# WHAT TO DO
Reproduce every line of the records below verbatim, leaving out the pictures.

# DATASET RECORDS
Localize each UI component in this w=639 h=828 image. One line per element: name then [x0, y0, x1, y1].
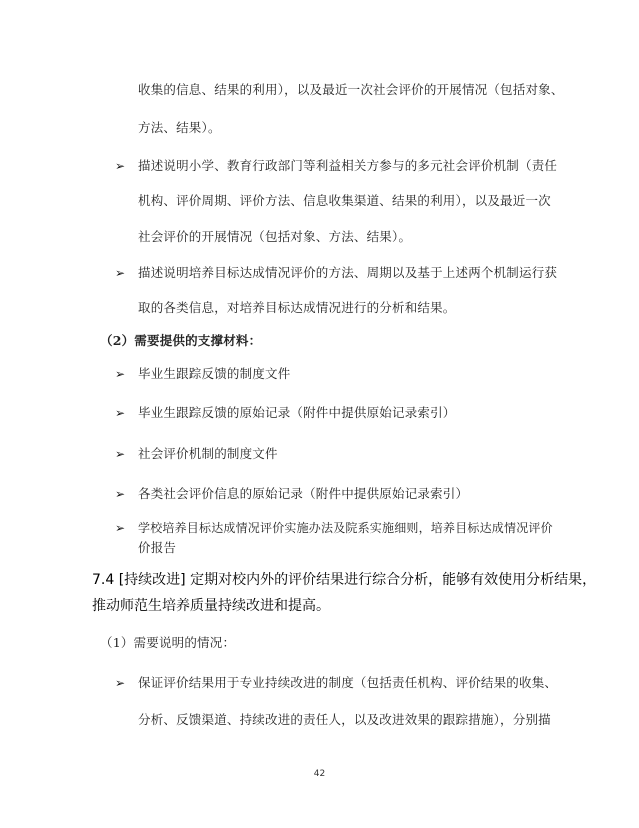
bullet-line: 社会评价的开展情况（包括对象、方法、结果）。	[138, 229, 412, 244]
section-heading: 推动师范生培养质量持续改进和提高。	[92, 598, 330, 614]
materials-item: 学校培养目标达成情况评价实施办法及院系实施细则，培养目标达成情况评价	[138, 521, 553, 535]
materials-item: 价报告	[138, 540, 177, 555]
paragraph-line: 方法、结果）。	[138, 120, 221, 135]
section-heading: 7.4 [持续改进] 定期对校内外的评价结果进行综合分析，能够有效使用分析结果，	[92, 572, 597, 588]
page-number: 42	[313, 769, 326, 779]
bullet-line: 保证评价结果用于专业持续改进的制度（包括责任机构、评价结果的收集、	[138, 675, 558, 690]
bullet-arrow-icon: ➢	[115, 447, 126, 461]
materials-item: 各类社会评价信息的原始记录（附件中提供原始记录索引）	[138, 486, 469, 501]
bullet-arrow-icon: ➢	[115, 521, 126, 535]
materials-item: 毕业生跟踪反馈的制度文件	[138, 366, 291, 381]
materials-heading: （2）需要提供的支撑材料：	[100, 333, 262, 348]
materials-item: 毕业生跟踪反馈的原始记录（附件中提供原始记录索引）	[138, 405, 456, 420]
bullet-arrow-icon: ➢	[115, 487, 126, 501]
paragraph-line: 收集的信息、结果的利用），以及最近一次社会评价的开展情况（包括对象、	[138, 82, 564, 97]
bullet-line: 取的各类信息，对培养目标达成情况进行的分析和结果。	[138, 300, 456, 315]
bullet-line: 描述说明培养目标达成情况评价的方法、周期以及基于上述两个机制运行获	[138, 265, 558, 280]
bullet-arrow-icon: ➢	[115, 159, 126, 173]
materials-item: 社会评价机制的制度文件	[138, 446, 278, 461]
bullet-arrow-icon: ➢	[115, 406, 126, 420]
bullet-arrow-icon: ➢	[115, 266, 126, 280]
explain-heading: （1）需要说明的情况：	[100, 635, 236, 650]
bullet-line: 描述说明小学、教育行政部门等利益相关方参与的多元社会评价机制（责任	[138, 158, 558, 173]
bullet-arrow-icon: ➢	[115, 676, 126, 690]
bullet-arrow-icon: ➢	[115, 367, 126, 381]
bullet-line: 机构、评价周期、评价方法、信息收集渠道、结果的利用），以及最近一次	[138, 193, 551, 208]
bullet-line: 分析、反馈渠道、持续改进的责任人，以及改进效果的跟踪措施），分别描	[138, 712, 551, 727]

# FINAL RESULT
Localize each UI component in this w=639 h=828 image. One line per element: name then [x0, y0, x1, y1].
bullet-line: 社会评价的开展情况（包括对象、方法、结果）。	[138, 229, 412, 244]
section-heading: 推动师范生培养质量持续改进和提高。	[92, 598, 330, 614]
materials-item: 学校培养目标达成情况评价实施办法及院系实施细则，培养目标达成情况评价	[138, 521, 553, 535]
materials-item: 价报告	[138, 540, 177, 555]
paragraph-line: 方法、结果）。	[138, 120, 221, 135]
section-heading: 7.4 [持续改进] 定期对校内外的评价结果进行综合分析，能够有效使用分析结果，	[92, 572, 597, 588]
page-number: 42	[313, 769, 326, 779]
bullet-line: 保证评价结果用于专业持续改进的制度（包括责任机构、评价结果的收集、	[138, 675, 558, 690]
bullet-arrow-icon: ➢	[115, 447, 126, 461]
materials-item: 各类社会评价信息的原始记录（附件中提供原始记录索引）	[138, 486, 469, 501]
bullet-arrow-icon: ➢	[115, 521, 126, 535]
materials-item: 毕业生跟踪反馈的制度文件	[138, 366, 291, 381]
materials-heading: （2）需要提供的支撑材料：	[100, 333, 262, 348]
materials-item: 毕业生跟踪反馈的原始记录（附件中提供原始记录索引）	[138, 405, 456, 420]
bullet-arrow-icon: ➢	[115, 487, 126, 501]
paragraph-line: 收集的信息、结果的利用），以及最近一次社会评价的开展情况（包括对象、	[138, 82, 564, 97]
bullet-line: 取的各类信息，对培养目标达成情况进行的分析和结果。	[138, 300, 456, 315]
bullet-line: 描述说明培养目标达成情况评价的方法、周期以及基于上述两个机制运行获	[138, 265, 558, 280]
bullet-arrow-icon: ➢	[115, 159, 126, 173]
materials-item: 社会评价机制的制度文件	[138, 446, 278, 461]
bullet-arrow-icon: ➢	[115, 406, 126, 420]
bullet-arrow-icon: ➢	[115, 266, 126, 280]
explain-heading: （1）需要说明的情况：	[100, 635, 236, 650]
bullet-line: 描述说明小学、教育行政部门等利益相关方参与的多元社会评价机制（责任	[138, 158, 558, 173]
bullet-arrow-icon: ➢	[115, 676, 126, 690]
bullet-arrow-icon: ➢	[115, 367, 126, 381]
bullet-line: 机构、评价周期、评价方法、信息收集渠道、结果的利用），以及最近一次	[138, 193, 551, 208]
bullet-line: 分析、反馈渠道、持续改进的责任人，以及改进效果的跟踪措施），分别描	[138, 712, 551, 727]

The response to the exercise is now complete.